- PROBLEM REQUIREMENTS:
Repeat every entry in the listing below, exactly.

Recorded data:

* * * * * * * * *

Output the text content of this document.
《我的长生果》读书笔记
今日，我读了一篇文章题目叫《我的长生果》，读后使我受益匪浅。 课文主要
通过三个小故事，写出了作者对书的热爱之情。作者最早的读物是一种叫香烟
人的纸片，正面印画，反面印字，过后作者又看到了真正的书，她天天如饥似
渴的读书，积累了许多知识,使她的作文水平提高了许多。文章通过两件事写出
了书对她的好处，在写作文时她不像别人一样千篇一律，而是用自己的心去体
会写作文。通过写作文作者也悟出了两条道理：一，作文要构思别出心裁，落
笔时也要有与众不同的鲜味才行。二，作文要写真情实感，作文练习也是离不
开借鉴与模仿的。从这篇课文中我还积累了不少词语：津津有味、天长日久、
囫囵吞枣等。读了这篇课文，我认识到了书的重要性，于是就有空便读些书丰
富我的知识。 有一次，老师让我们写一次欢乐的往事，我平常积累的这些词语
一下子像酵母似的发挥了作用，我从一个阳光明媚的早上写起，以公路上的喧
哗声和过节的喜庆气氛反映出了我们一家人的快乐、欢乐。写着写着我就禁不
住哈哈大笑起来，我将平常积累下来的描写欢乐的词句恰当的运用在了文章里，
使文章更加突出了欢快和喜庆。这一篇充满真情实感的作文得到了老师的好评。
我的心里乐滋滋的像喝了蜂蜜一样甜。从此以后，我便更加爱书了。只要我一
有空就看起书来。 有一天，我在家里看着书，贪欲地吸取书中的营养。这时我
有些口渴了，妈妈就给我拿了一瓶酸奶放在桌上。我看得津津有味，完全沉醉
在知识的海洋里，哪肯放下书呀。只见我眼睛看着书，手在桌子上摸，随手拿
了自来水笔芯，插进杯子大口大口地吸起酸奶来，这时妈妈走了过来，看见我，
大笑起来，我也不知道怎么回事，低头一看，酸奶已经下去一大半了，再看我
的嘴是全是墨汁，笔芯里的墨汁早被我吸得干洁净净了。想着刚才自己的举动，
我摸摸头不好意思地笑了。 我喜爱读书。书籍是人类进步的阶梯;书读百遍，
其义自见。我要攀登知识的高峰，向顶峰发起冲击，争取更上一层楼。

* * * * * * * * *

- RESULT FOR THIS TASK:
Output the text content of this document.
《我的长生果》读书笔记
今日，我读了一篇文章题目叫《我的长生果》，读后使我受益匪浅。 课文主要
通过三个小故事，写出了作者对书的热爱之情。作者最早的读物是一种叫香烟
人的纸片，正面印画，反面印字，过后作者又看到了真正的书，她天天如饥似
渴的读书，积累了许多知识,使她的作文水平提高了许多。文章通过两件事写出
了书对她的好处，在写作文时她不像别人一样千篇一律，而是用自己的心去体
会写作文。通过写作文作者也悟出了两条道理：一，作文要构思别出心裁，落
笔时也要有与众不同的鲜味才行。二，作文要写真情实感，作文练习也是离不
开借鉴与模仿的。从这篇课文中我还积累了不少词语：津津有味、天长日久、
囫囵吞枣等。读了这篇课文，我认识到了书的重要性，于是就有空便读些书丰
富我的知识。 有一次，老师让我们写一次欢乐的往事，我平常积累的这些词语
一下子像酵母似的发挥了作用，我从一个阳光明媚的早上写起，以公路上的喧
哗声和过节的喜庆气氛反映出了我们一家人的快乐、欢乐。写着写着我就禁不
住哈哈大笑起来，我将平常积累下来的描写欢乐的词句恰当的运用在了文章里，
使文章更加突出了欢快和喜庆。这一篇充满真情实感的作文得到了老师的好评。
我的心里乐滋滋的像喝了蜂蜜一样甜。从此以后，我便更加爱书了。只要我一
有空就看起书来。 有一天，我在家里看着书，贪欲地吸取书中的营养。这时我
有些口渴了，妈妈就给我拿了一瓶酸奶放在桌上。我看得津津有味，完全沉醉
在知识的海洋里，哪肯放下书呀。只见我眼睛看着书，手在桌子上摸，随手拿
了自来水笔芯，插进杯子大口大口地吸起酸奶来，这时妈妈走了过来，看见我，
大笑起来，我也不知道怎么回事，低头一看，酸奶已经下去一大半了，再看我
的嘴是全是墨汁，笔芯里的墨汁早被我吸得干洁净净了。想着刚才自己的举动，
我摸摸头不好意思地笑了。 我喜爱读书。书籍是人类进步的阶梯;书读百遍，
其义自见。我要攀登知识的高峰，向顶峰发起冲击，争取更上一层楼。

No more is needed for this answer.